Selected passage:
# # # #

# I want to join but....



## Hunter crim (Jan 20, 2017)

I have two felony burglaries. I broke into my uncles house to take pills,  I was 18. I am now 27,  one more year of probation. My uncle is Barry Telford. He was a state representative from northeast Texas,  and was the speaker of the house. He has a maximum security federal penitentiary named after him.  He is a devote member, of course the organization and I know it helped shape him into the great man he is today.
  I regret my actions completely, we lived in his rent house for you years,  and he did his best to help me and my mother, in the absence of my father. (he died when I was 13) 
I want to be a part of this amazing force that has been integral to the success of our nation.  I fear it is declining and losing its force for good. I would like to be a voice of reason in the days to come.  If I get a recommendation from my uncle(I have not even spoken to him about it but... )  would I be able to join?  
Being completely honest,  I would not,  in your position, accept anyone with a record of such blatant disobedience to the laws that keep our country functioning,  but I write this with the hope that there is a way.  
I understand if this is not a possibility,  and again,  would be inclined to agree. The sanctity of the organization must be protected from even the possibility of such members infiltrating and diluting the ranks. 
If nothing else is gained from this post but confirmation of my fear then so be it,  but knowledge and truth i will still pursue regardless of the outcome. I just pray it will be under the guidance of a member of your organization. 
Tha K you for your time,  

Hunter Crim
Lubbock, TX 79416 

Sent from my SM-N920P using My Freemasonry mobile app


----------



## Bloke (Jan 20, 2017)

Hunter crim said:


> I have two felony burglaries. I broke into my uncles house to take pills,  I was 18. I am now 27,  one more year of probation. My uncle is Barry Telford. He was a state representative from northeast Texas,  and was the speaker of the house. He has a maximum security federal penitentiary named after him.  He is a devote member, of course the organization and I know it helped shape him into the great man he is today.
> I regret my actions completely, we lived in his rent house for you years,  and he did his best to help me and my mother, in the absence of my father. (he died when I was 13)

# # # #

Record set:
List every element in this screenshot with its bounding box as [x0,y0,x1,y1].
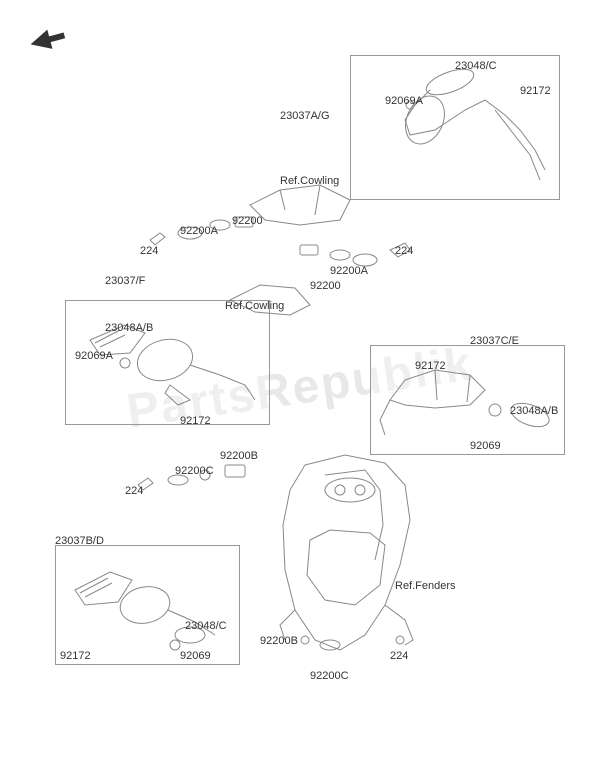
part-label: 92172 [520,85,551,97]
part-label: 92069 [180,650,211,662]
part-label: 23037B/D [55,535,104,547]
part-label: 23048/C [185,620,227,632]
part-label: 92200B [260,635,298,647]
ref-label: Ref.Fenders [395,580,456,592]
part-label: 92200C [310,670,349,682]
part-label: 92069 [470,440,501,452]
ref-label: Ref.Cowling [225,300,284,312]
part-label: 92200A [330,265,368,277]
part-label: 224 [125,485,143,497]
part-label: 224 [140,245,158,257]
turn-signal-sketch-bl [60,550,235,660]
part-label: 92172 [60,650,91,662]
part-label: 23037A/G [280,110,330,122]
part-label: 224 [390,650,408,662]
ref-label: Ref.Cowling [280,175,339,187]
part-label: 92172 [180,415,211,427]
part-label: 92200C [175,465,214,477]
turn-signal-sketch-right [375,350,560,450]
part-label: 92069A [75,350,113,362]
part-label: 92200 [232,215,263,227]
turn-signal-sketch-tr [355,60,555,195]
part-label: 92200B [220,450,258,462]
part-label: 92200A [180,225,218,237]
part-label: 92069A [385,95,423,107]
nav-arrow-icon [25,25,70,65]
part-label: 224 [395,245,413,257]
part-label: 23048A/B [105,322,153,334]
part-label: 92200 [310,280,341,292]
part-label: 23037/F [105,275,145,287]
part-label: 23048/C [455,60,497,72]
part-label: 92172 [415,360,446,372]
part-label: 23037C/E [470,335,519,347]
part-label: 23048A/B [510,405,558,417]
turn-signal-sketch-left [70,305,265,420]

# # # #

To-do list:
1) In the forum thread about joining with a felony record, shorten the paragraph that begins "I have two felony burglaries." Keep its main facts.
2) Write the next part of the forum thread about joining with a felony record, picking up after its last line.
The listing was drawn from a separate source.

Exercise answers:
1) The writer has two felony burglary convictions from breaking into an uncle's house at 18 to take pills. Now 27, the writer has one year of probation left. The uncle, Barry Telford, was a state representative from northeast Texas and speaker of the house, and a maximum security federal penitentiary is named after him. He is a devoted member of the organization, which the writer believes helped make him a great man.

2)
> I want to be a part of this amazing force that has been integral to the success of our nation.  I fear it is declining and losing its force for good. I would like to be a voice of reason in the days to come.  If I get a recommendation from my uncle(I have not even spoken to him about it but... )  would I be able to join?
> Being completely honest,  I would not,  in your position, accept anyone with a record of such blatant disobedience to the laws that keep our country functioning,  but I write this with the hope that there is a way.
> ...



Talking to your Uncle sounds like a good first step. The attitude will vary according to time elapsed, circumstance and the Grand Lodge. Given the relatively short period of time, even if your Uncle advocated on your behalf it would be touch and go if you applied here (Australia). I would recommend not applying while on probation, but again, speak to your Uncle.

There are experienced Texans here, they might add more thoughts.


----------



## CLewey44 (Jan 20, 2017)

I think being forthright is a good thing and I commend your honesty, but if it was a felony charge or charges, they may ask you that on the petition and if so, that may or may not keep you from joining. I think things could be circumstantial but then again, it may be pretty much black and white. Your uncle would be a great start for sure.


----------



## dfreybur (Jan 20, 2017)

Not while still on probation, out of the question for the moment.  After that it depends on three levels.

Some states don't accept petitions from felons.  I have not recently looked up the Texas rules on this.  As with a lot of states being convicted of a felony after being a member leads to automatic expulsion, but the rules about convictions before membership vary.

Some lodges don't accept petitions from felons.  Other lodges can be generous depending on how long ago the conviction was and how reformed the man is judged to be.

Some Brothers don't accept petitions from felons.  It takes anywhere from 1-3 no votes to reject a petition depending on the state.

Ask carefully first about all three levels.  Only submit your petition after addressing the issue.  List it on your petition.  Chose which lodge to petition, if any, based on the responses.

I suggest attending lodge events and volunteering your effort for the entire year while your probation completes.  Be there so regularly you become a part of the environment after having asked about the three levels above.  Cook, wash the dishes, be at the booth at the fair, you name it.


----------



## MRichard (Jan 20, 2017)

dfreybur said:


> Not while still on probation, out of the question for the moment.  After that it depends on three levels.
> 
> Some states don't accept petitions from felons.  I have not recently looked up the Texas rules on this.  As with a lot of states being convicted of a felony after being a member leads to automatic expulsion, but the rules about convictions before membership vary.
> 
> ...



Texas is a 3 blackball state. Not sure what the policy is now but a few years ago, it would have been out of the question with a felony on your record. Unless the petition has changed, it is still asked however. Question 16: Have you ever been charged with a felony or misdemeanor involving moral turpitude? I think the Grand Secretary makes the call. @Bill Lins would know.

If your uncle is a member, talk to him. You would likely need your record expunged to have a chance. It would help if he would sign for you too.


----------



## Bill Lins (Jan 20, 2017)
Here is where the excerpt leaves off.